_DATA SUPPLIED_

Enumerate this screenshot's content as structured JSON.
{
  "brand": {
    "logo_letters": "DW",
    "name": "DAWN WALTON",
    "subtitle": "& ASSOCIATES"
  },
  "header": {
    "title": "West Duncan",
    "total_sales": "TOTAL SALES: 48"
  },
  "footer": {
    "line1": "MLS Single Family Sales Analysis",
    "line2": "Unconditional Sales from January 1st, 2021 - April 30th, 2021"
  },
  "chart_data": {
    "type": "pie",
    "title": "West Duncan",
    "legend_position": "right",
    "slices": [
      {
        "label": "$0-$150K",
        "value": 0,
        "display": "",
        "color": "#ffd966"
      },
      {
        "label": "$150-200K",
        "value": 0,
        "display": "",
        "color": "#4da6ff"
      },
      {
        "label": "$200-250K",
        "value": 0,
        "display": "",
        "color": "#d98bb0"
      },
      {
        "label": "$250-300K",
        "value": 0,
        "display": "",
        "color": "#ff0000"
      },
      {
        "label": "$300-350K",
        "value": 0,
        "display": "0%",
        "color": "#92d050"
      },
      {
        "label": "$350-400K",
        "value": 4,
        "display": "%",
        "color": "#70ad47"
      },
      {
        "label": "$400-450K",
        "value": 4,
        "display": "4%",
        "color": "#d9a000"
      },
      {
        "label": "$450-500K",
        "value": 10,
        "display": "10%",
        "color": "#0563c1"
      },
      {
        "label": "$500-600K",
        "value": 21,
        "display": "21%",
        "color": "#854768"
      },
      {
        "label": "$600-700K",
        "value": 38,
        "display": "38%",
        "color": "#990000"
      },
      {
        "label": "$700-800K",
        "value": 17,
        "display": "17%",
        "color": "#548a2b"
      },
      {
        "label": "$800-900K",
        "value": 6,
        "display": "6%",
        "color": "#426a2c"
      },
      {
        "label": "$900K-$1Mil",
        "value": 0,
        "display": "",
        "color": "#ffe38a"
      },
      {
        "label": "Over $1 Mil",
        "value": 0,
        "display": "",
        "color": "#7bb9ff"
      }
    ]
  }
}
--
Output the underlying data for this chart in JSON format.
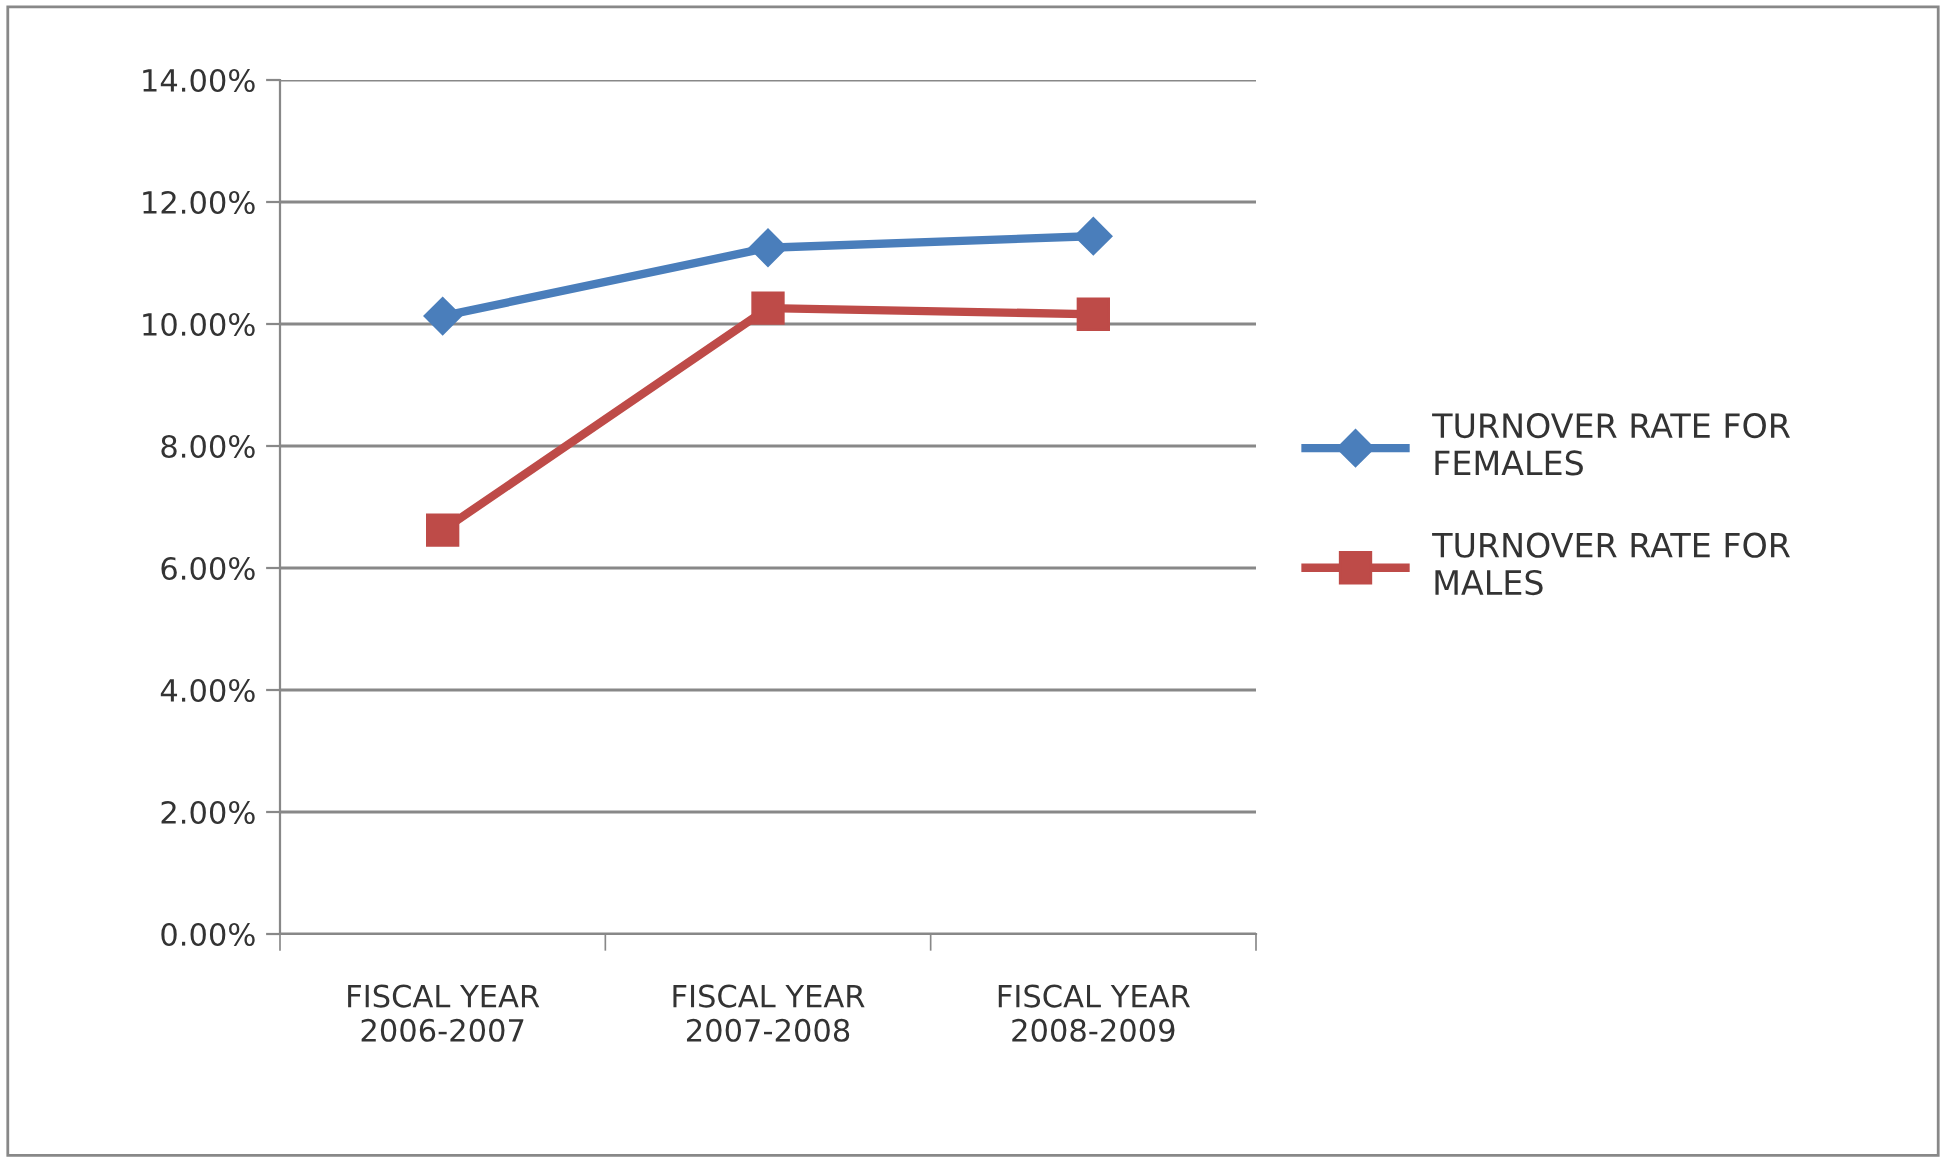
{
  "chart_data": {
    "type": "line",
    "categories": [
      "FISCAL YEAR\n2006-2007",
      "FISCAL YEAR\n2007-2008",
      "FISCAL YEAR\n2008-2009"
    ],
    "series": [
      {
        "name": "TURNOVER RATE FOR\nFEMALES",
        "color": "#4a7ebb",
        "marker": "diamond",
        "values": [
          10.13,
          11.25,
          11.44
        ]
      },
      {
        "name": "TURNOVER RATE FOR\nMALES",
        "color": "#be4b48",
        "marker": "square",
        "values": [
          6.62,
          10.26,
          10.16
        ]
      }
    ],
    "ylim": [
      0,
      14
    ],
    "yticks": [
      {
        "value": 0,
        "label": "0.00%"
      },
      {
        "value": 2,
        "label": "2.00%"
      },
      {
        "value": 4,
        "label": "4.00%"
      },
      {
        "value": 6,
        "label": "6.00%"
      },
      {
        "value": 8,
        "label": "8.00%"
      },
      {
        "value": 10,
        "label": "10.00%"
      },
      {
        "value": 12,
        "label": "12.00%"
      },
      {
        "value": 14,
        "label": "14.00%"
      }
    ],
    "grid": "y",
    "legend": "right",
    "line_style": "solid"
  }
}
...
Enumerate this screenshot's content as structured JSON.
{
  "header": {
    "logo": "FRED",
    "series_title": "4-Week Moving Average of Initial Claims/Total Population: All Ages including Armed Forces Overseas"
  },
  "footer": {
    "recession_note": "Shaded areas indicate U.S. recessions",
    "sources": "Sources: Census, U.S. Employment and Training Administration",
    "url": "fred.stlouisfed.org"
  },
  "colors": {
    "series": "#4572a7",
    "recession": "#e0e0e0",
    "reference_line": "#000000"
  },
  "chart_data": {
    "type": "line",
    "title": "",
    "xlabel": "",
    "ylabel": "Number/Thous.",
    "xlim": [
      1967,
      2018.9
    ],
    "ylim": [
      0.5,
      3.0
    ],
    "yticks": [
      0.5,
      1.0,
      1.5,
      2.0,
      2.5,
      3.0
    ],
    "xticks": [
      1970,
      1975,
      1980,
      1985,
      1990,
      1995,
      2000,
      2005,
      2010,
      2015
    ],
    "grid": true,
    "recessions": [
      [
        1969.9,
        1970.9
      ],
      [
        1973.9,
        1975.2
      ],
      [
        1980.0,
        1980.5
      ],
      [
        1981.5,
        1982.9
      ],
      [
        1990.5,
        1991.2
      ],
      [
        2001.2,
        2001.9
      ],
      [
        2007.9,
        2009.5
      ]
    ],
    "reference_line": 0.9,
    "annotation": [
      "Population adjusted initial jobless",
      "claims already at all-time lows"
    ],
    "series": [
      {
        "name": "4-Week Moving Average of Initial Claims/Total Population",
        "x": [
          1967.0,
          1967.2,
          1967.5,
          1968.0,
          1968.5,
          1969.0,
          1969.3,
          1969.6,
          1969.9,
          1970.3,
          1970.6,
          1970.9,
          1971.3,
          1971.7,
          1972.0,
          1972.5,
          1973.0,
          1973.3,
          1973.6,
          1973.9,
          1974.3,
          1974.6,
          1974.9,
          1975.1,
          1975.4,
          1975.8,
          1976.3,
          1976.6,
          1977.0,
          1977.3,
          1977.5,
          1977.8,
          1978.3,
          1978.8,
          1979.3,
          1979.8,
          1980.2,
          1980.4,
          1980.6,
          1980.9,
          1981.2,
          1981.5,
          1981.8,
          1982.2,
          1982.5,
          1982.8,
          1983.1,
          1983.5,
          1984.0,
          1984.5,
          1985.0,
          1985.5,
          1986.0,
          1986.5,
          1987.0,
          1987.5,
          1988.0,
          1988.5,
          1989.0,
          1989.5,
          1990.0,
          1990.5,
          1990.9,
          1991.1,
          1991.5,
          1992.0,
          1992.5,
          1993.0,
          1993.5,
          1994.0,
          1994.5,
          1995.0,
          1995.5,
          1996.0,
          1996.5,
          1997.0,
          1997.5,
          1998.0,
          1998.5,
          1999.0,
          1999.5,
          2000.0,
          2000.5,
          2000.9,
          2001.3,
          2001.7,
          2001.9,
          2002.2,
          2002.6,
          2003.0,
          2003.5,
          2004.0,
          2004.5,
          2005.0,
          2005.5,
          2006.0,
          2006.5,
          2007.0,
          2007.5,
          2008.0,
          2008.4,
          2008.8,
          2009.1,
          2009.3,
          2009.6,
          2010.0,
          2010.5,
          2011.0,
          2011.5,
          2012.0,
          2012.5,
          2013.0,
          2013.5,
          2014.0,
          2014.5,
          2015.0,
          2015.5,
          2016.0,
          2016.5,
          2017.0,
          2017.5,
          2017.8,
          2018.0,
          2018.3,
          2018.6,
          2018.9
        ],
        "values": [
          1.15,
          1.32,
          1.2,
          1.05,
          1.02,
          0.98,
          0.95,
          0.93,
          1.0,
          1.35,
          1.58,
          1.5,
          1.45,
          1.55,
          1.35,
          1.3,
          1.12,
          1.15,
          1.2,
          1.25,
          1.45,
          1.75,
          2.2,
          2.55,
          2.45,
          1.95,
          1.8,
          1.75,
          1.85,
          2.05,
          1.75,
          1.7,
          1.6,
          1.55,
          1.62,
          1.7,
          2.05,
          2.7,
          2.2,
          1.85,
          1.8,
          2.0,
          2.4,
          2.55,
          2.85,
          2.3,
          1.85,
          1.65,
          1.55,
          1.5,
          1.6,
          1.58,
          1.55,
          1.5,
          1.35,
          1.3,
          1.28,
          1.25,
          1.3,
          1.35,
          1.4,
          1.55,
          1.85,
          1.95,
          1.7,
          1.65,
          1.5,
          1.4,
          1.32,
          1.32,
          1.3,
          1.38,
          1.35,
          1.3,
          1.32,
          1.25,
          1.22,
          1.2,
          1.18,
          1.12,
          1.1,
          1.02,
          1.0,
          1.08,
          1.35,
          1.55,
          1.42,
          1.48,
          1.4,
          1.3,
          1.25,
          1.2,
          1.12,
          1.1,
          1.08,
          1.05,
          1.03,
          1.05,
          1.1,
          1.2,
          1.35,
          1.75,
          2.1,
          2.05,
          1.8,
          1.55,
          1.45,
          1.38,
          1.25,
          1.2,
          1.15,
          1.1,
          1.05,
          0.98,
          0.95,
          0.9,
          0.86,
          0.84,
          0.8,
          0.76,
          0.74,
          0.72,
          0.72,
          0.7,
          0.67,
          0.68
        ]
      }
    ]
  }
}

_TASK GOAL_
Examine the listing and say how many of its lines contain the string "name". Give the number alone.

_WORKED ANSWER_
4